--- Begin Dataset extract ---
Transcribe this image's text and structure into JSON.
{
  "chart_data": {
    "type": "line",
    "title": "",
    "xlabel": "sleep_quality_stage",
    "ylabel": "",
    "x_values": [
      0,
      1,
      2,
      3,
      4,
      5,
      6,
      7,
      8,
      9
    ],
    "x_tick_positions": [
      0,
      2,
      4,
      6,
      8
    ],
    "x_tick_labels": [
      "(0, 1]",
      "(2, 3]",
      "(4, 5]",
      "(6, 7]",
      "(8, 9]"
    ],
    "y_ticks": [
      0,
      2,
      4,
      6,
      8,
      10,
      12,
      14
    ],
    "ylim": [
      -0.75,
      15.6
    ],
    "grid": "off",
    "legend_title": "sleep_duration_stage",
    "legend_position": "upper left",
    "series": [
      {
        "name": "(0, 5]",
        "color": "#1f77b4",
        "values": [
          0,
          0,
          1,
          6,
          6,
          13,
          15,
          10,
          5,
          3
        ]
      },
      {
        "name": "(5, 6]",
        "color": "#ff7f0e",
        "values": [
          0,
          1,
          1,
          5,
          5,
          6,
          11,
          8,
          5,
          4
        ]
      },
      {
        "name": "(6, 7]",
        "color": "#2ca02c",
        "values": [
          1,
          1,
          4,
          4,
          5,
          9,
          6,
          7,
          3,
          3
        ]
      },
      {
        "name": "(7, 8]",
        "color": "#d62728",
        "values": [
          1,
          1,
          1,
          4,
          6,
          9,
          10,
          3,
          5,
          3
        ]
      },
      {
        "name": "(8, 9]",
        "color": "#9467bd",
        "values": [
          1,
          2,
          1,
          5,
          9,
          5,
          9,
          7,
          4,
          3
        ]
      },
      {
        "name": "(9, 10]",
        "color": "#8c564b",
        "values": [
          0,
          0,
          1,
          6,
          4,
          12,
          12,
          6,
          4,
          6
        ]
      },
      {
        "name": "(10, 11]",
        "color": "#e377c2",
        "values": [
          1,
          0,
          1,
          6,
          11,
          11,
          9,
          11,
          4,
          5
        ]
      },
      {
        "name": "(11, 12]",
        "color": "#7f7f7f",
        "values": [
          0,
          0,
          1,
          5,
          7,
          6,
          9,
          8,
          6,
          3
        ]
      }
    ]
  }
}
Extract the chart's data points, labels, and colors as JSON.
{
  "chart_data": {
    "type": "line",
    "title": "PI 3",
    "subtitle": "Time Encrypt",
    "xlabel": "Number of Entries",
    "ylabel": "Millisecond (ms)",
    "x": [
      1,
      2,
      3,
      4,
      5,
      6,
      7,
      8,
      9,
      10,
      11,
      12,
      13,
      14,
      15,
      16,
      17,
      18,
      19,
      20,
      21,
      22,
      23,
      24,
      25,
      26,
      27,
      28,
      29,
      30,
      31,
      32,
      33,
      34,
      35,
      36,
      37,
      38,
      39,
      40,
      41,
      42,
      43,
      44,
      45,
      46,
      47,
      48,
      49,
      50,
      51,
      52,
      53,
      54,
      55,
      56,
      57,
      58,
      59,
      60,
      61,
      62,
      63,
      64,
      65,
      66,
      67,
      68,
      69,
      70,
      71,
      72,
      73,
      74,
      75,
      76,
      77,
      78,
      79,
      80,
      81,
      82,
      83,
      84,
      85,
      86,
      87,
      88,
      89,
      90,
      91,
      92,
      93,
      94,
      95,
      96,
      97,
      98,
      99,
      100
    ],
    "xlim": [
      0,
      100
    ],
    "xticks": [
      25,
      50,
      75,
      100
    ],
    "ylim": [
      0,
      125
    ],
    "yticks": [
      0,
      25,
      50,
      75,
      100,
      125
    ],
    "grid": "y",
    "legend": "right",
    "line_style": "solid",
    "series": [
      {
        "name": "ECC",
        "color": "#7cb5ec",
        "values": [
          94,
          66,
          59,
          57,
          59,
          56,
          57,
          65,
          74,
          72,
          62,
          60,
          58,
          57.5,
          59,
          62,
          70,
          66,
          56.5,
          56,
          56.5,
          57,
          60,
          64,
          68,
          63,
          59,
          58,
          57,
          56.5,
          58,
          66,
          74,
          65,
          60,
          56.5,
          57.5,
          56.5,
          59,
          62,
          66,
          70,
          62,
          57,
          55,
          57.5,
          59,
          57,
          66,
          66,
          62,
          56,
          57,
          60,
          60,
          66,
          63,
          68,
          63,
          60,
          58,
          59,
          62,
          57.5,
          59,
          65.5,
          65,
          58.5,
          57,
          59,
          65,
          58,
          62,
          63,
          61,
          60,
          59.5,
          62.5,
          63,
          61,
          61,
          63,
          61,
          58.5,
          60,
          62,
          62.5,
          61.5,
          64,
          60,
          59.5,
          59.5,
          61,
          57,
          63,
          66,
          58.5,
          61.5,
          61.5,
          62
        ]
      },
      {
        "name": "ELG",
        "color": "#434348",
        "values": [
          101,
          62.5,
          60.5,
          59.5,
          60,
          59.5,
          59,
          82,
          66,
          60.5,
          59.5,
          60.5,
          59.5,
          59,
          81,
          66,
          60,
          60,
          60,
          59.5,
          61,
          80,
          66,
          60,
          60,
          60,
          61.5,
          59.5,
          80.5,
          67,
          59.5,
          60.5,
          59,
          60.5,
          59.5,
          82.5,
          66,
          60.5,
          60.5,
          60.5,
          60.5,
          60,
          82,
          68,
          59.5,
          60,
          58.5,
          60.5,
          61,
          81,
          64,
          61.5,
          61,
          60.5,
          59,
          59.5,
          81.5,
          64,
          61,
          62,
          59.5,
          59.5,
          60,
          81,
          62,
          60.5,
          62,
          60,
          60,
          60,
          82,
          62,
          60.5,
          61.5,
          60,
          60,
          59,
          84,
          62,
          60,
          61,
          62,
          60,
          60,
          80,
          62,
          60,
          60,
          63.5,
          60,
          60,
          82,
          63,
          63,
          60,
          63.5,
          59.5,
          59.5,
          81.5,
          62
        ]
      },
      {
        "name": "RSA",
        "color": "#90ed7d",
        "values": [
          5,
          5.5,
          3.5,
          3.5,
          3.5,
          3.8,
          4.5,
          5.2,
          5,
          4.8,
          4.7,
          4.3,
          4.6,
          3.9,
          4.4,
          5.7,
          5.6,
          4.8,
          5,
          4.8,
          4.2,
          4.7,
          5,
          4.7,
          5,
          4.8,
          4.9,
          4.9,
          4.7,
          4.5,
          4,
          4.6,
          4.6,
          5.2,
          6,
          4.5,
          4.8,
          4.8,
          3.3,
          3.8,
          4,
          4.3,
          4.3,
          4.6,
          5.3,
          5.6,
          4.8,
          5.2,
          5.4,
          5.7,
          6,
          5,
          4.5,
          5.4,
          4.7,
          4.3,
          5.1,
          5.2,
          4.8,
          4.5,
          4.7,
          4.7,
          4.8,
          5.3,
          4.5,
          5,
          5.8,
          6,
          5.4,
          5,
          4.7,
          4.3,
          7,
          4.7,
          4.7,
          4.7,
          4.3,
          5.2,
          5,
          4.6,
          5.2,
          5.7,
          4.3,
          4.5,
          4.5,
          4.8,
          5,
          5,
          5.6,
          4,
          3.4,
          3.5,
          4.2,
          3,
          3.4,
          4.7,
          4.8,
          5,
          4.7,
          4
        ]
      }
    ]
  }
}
--- End Dataset extract ---
Work instructions → Return all the data exactly as given.

Result of the task →
Transcribe this image's text and structure into JSON.
{
  "chart_data": {
    "type": "line",
    "title": "",
    "xlabel": "sleep_quality_stage",
    "ylabel": "",
    "x_values": [
      0,
      1,
      2,
      3,
      4,
      5,
      6,
      7,
      8,
      9
    ],
    "x_tick_positions": [
      0,
      2,
      4,
      6,
      8
    ],
    "x_tick_labels": [
      "(0, 1]",
      "(2, 3]",
      "(4, 5]",
      "(6, 7]",
      "(8, 9]"
    ],
    "y_ticks": [
      0,
      2,
      4,
      6,
      8,
      10,
      12,
      14
    ],
    "ylim": [
      -0.75,
      15.6
    ],
    "grid": "off",
    "legend_title": "sleep_duration_stage",
    "legend_position": "upper left",
    "series": [
      {
        "name": "(0, 5]",
        "color": "#1f77b4",
        "values": [
          0,
          0,
          1,
          6,
          6,
          13,
          15,
          10,
          5,
          3
        ]
      },
      {
        "name": "(5, 6]",
        "color": "#ff7f0e",
        "values": [
          0,
          1,
          1,
          5,
          5,
          6,
          11,
          8,
          5,
          4
        ]
      },
      {
        "name": "(6, 7]",
        "color": "#2ca02c",
        "values": [
          1,
          1,
          4,
          4,
          5,
          9,
          6,
          7,
          3,
          3
        ]
      },
      {
        "name": "(7, 8]",
        "color": "#d62728",
        "values": [
          1,
          1,
          1,
          4,
          6,
          9,
          10,
          3,
          5,
          3
        ]
      },
      {
        "name": "(8, 9]",
        "color": "#9467bd",
        "values": [
          1,
          2,
          1,
          5,
          9,
          5,
          9,
          7,
          4,
          3
        ]
      },
      {
        "name": "(9, 10]",
        "color": "#8c564b",
        "values": [
          0,
          0,
          1,
          6,
          4,
          12,
          12,
          6,
          4,
          6
        ]
      },
      {
        "name": "(10, 11]",
        "color": "#e377c2",
        "values": [
          1,
          0,
          1,
          6,
          11,
          11,
          9,
          11,
          4,
          5
        ]
      },
      {
        "name": "(11, 12]",
        "color": "#7f7f7f",
        "values": [
          0,
          0,
          1,
          5,
          7,
          6,
          9,
          8,
          6,
          3
        ]
      }
    ]
  }
}
Extract the chart's data points, labels, and colors as JSON.
{
  "chart_data": {
    "type": "line",
    "title": "PI 3",
    "subtitle": "Time Encrypt",
    "xlabel": "Number of Entries",
    "ylabel": "Millisecond (ms)",
    "x": [
      1,
      2,
      3,
      4,
      5,
      6,
      7,
      8,
      9,
      10,
      11,
      12,
      13,
      14,
      15,
      16,
      17,
      18,
      19,
      20,
      21,
      22,
      23,
      24,
      25,
      26,
      27,
      28,
      29,
      30,
      31,
      32,
      33,
      34,
      35,
      36,
      37,
      38,
      39,
      40,
      41,
      42,
      43,
      44,
      45,
      46,
      47,
      48,
      49,
      50,
      51,
      52,
      53,
      54,
      55,
      56,
      57,
      58,
      59,
      60,
      61,
      62,
      63,
      64,
      65,
      66,
      67,
      68,
      69,
      70,
      71,
      72,
      73,
      74,
      75,
      76,
      77,
      78,
      79,
      80,
      81,
      82,
      83,
      84,
      85,
      86,
      87,
      88,
      89,
      90,
      91,
      92,
      93,
      94,
      95,
      96,
      97,
      98,
      99,
      100
    ],
    "xlim": [
      0,
      100
    ],
    "xticks": [
      25,
      50,
      75,
      100
    ],
    "ylim": [
      0,
      125
    ],
    "yticks": [
      0,
      25,
      50,
      75,
      100,
      125
    ],
    "grid": "y",
    "legend": "right",
    "line_style": "solid",
    "series": [
      {
        "name": "ECC",
        "color": "#7cb5ec",
        "values": [
          94,
          66,
          59,
          57,
          59,
          56,
          57,
          65,
          74,
          72,
          62,
          60,
          58,
          57.5,
          59,
          62,
          70,
          66,
          56.5,
          56,
          56.5,
          57,
          60,
          64,
          68,
          63,
          59,
          58,
          57,
          56.5,
          58,
          66,
          74,
          65,
          60,
          56.5,
          57.5,
          56.5,
          59,
          62,
          66,
          70,
          62,
          57,
          55,
          57.5,
          59,
          57,
          66,
          66,
          62,
          56,
          57,
          60,
          60,
          66,
          63,
          68,
          63,
          60,
          58,
          59,
          62,
          57.5,
          59,
          65.5,
          65,
          58.5,
          57,
          59,
          65,
          58,
          62,
          63,
          61,
          60,
          59.5,
          62.5,
          63,
          61,
          61,
          63,
          61,
          58.5,
          60,
          62,
          62.5,
          61.5,
          64,
          60,
          59.5,
          59.5,
          61,
          57,
          63,
          66,
          58.5,
          61.5,
          61.5,
          62
        ]
      },
      {
        "name": "ELG",
        "color": "#434348",
        "values": [
          101,
          62.5,
          60.5,
          59.5,
          60,
          59.5,
          59,
          82,
          66,
          60.5,
          59.5,
          60.5,
          59.5,
          59,
          81,
          66,
          60,
          60,
          60,
          59.5,
          61,
          80,
          66,
          60,
          60,
          60,
          61.5,
          59.5,
          80.5,
          67,
          59.5,
          60.5,
          59,
          60.5,
          59.5,
          82.5,
          66,
          60.5,
          60.5,
          60.5,
          60.5,
          60,
          82,
          68,
          59.5,
          60,
          58.5,
          60.5,
          61,
          81,
          64,
          61.5,
          61,
          60.5,
          59,
          59.5,
          81.5,
          64,
          61,
          62,
          59.5,
          59.5,
          60,
          81,
          62,
          60.5,
          62,
          60,
          60,
          60,
          82,
          62,
          60.5,
          61.5,
          60,
          60,
          59,
          84,
          62,
          60,
          61,
          62,
          60,
          60,
          80,
          62,
          60,
          60,
          63.5,
          60,
          60,
          82,
          63,
          63,
          60,
          63.5,
          59.5,
          59.5,
          81.5,
          62
        ]
      },
      {
        "name": "RSA",
        "color": "#90ed7d",
        "values": [
          5,
          5.5,
          3.5,
          3.5,
          3.5,
          3.8,
          4.5,
          5.2,
          5,
          4.8,
          4.7,
          4.3,
          4.6,
          3.9,
          4.4,
          5.7,
          5.6,
          4.8,
          5,
          4.8,
          4.2,
          4.7,
          5,
          4.7,
          5,
          4.8,
          4.9,
          4.9,
          4.7,
          4.5,
          4,
          4.6,
          4.6,
          5.2,
          6,
          4.5,
          4.8,
          4.8,
          3.3,
          3.8,
          4,
          4.3,
          4.3,
          4.6,
          5.3,
          5.6,
          4.8,
          5.2,
          5.4,
          5.7,
          6,
          5,
          4.5,
          5.4,
          4.7,
          4.3,
          5.1,
          5.2,
          4.8,
          4.5,
          4.7,
          4.7,
          4.8,
          5.3,
          4.5,
          5,
          5.8,
          6,
          5.4,
          5,
          4.7,
          4.3,
          7,
          4.7,
          4.7,
          4.7,
          4.3,
          5.2,
          5,
          4.6,
          5.2,
          5.7,
          4.3,
          4.5,
          4.5,
          4.8,
          5,
          5,
          5.6,
          4,
          3.4,
          3.5,
          4.2,
          3,
          3.4,
          4.7,
          4.8,
          5,
          4.7,
          4
        ]
      }
    ]
  }
}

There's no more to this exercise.